CHALLENGE: Retype each entry below, keeping every character the same.

Figure contents as structured data:
□ □ □

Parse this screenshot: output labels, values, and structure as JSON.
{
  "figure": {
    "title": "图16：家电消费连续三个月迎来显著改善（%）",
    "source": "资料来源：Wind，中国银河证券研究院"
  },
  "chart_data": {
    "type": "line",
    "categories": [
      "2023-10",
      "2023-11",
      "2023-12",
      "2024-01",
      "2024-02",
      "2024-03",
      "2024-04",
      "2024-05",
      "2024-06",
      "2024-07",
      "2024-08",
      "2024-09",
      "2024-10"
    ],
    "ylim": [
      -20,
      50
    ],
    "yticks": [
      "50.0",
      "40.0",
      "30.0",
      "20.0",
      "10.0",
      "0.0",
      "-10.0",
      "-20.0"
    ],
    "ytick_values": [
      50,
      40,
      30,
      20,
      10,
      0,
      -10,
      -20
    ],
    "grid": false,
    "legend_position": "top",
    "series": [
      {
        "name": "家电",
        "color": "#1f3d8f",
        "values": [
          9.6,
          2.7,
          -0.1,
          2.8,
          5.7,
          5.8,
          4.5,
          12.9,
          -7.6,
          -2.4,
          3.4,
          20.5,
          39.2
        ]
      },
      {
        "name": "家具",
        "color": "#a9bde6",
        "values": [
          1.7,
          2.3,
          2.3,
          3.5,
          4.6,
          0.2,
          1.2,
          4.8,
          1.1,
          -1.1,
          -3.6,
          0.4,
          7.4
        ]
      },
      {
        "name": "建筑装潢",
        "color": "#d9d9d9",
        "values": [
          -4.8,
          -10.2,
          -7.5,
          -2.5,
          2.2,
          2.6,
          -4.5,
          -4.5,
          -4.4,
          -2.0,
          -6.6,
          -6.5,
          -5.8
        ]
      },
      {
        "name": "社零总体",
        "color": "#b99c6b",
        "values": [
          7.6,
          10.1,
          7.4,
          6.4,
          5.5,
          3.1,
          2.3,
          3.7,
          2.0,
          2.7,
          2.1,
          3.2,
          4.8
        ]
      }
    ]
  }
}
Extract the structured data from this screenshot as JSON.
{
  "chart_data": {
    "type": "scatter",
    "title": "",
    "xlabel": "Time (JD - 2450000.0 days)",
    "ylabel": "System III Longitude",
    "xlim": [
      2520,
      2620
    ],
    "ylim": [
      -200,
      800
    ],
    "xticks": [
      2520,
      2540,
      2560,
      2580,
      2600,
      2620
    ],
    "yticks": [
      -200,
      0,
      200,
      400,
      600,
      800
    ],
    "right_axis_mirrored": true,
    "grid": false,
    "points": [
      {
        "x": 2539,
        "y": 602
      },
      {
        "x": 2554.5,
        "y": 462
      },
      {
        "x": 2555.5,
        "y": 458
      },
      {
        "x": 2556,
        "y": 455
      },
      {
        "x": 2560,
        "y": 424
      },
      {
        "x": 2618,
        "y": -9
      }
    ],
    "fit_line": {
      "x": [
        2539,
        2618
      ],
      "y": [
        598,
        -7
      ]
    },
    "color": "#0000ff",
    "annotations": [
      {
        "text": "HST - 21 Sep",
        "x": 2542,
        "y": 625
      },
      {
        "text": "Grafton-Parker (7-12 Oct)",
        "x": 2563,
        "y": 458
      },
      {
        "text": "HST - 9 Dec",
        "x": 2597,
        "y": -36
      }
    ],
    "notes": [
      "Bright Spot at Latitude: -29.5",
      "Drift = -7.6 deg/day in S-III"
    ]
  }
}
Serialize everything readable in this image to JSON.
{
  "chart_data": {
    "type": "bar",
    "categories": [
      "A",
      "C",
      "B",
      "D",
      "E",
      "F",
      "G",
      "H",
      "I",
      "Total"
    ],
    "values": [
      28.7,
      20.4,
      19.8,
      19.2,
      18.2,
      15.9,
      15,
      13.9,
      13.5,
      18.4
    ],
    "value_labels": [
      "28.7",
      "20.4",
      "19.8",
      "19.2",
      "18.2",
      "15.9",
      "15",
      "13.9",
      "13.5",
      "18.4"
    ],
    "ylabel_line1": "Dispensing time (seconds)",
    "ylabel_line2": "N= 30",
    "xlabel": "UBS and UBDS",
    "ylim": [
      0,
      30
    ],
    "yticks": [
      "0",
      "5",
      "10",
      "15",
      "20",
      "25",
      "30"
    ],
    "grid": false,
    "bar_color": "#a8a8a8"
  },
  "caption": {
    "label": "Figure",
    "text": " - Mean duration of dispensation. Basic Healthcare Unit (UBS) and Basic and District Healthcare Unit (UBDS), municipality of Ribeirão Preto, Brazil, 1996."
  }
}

□ □ □

IN RESPONSE:
Parse this screenshot: output labels, values, and structure as JSON.
{
  "figure": {
    "title": "图16：家电消费连续三个月迎来显著改善（%）",
    "source": "资料来源：Wind，中国银河证券研究院"
  },
  "chart_data": {
    "type": "line",
    "categories": [
      "2023-10",
      "2023-11",
      "2023-12",
      "2024-01",
      "2024-02",
      "2024-03",
      "2024-04",
      "2024-05",
      "2024-06",
      "2024-07",
      "2024-08",
      "2024-09",
      "2024-10"
    ],
    "ylim": [
      -20,
      50
    ],
    "yticks": [
      "50.0",
      "40.0",
      "30.0",
      "20.0",
      "10.0",
      "0.0",
      "-10.0",
      "-20.0"
    ],
    "ytick_values": [
      50,
      40,
      30,
      20,
      10,
      0,
      -10,
      -20
    ],
    "grid": false,
    "legend_position": "top",
    "series": [
      {
        "name": "家电",
        "color": "#1f3d8f",
        "values": [
          9.6,
          2.7,
          -0.1,
          2.8,
          5.7,
          5.8,
          4.5,
          12.9,
          -7.6,
          -2.4,
          3.4,
          20.5,
          39.2
        ]
      },
      {
        "name": "家具",
        "color": "#a9bde6",
        "values": [
          1.7,
          2.3,
          2.3,
          3.5,
          4.6,
          0.2,
          1.2,
          4.8,
          1.1,
          -1.1,
          -3.6,
          0.4,
          7.4
        ]
      },
      {
        "name": "建筑装潢",
        "color": "#d9d9d9",
        "values": [
          -4.8,
          -10.2,
          -7.5,
          -2.5,
          2.2,
          2.6,
          -4.5,
          -4.5,
          -4.4,
          -2.0,
          -6.6,
          -6.5,
          -5.8
        ]
      },
      {
        "name": "社零总体",
        "color": "#b99c6b",
        "values": [
          7.6,
          10.1,
          7.4,
          6.4,
          5.5,
          3.1,
          2.3,
          3.7,
          2.0,
          2.7,
          2.1,
          3.2,
          4.8
        ]
      }
    ]
  }
}
Extract the structured data from this screenshot as JSON.
{
  "chart_data": {
    "type": "scatter",
    "title": "",
    "xlabel": "Time (JD - 2450000.0 days)",
    "ylabel": "System III Longitude",
    "xlim": [
      2520,
      2620
    ],
    "ylim": [
      -200,
      800
    ],
    "xticks": [
      2520,
      2540,
      2560,
      2580,
      2600,
      2620
    ],
    "yticks": [
      -200,
      0,
      200,
      400,
      600,
      800
    ],
    "right_axis_mirrored": true,
    "grid": false,
    "points": [
      {
        "x": 2539,
        "y": 602
      },
      {
        "x": 2554.5,
        "y": 462
      },
      {
        "x": 2555.5,
        "y": 458
      },
      {
        "x": 2556,
        "y": 455
      },
      {
        "x": 2560,
        "y": 424
      },
      {
        "x": 2618,
        "y": -9
      }
    ],
    "fit_line": {
      "x": [
        2539,
        2618
      ],
      "y": [
        598,
        -7
      ]
    },
    "color": "#0000ff",
    "annotations": [
      {
        "text": "HST - 21 Sep",
        "x": 2542,
        "y": 625
      },
      {
        "text": "Grafton-Parker (7-12 Oct)",
        "x": 2563,
        "y": 458
      },
      {
        "text": "HST - 9 Dec",
        "x": 2597,
        "y": -36
      }
    ],
    "notes": [
      "Bright Spot at Latitude: -29.5",
      "Drift = -7.6 deg/day in S-III"
    ]
  }
}
Serialize everything readable in this image to JSON.
{
  "chart_data": {
    "type": "bar",
    "categories": [
      "A",
      "C",
      "B",
      "D",
      "E",
      "F",
      "G",
      "H",
      "I",
      "Total"
    ],
    "values": [
      28.7,
      20.4,
      19.8,
      19.2,
      18.2,
      15.9,
      15,
      13.9,
      13.5,
      18.4
    ],
    "value_labels": [
      "28.7",
      "20.4",
      "19.8",
      "19.2",
      "18.2",
      "15.9",
      "15",
      "13.9",
      "13.5",
      "18.4"
    ],
    "ylabel_line1": "Dispensing time (seconds)",
    "ylabel_line2": "N= 30",
    "xlabel": "UBS and UBDS",
    "ylim": [
      0,
      30
    ],
    "yticks": [
      "0",
      "5",
      "10",
      "15",
      "20",
      "25",
      "30"
    ],
    "grid": false,
    "bar_color": "#a8a8a8"
  },
  "caption": {
    "label": "Figure",
    "text": " - Mean duration of dispensation. Basic Healthcare Unit (UBS) and Basic and District Healthcare Unit (UBDS), municipality of Ribeirão Preto, Brazil, 1996."
  }
}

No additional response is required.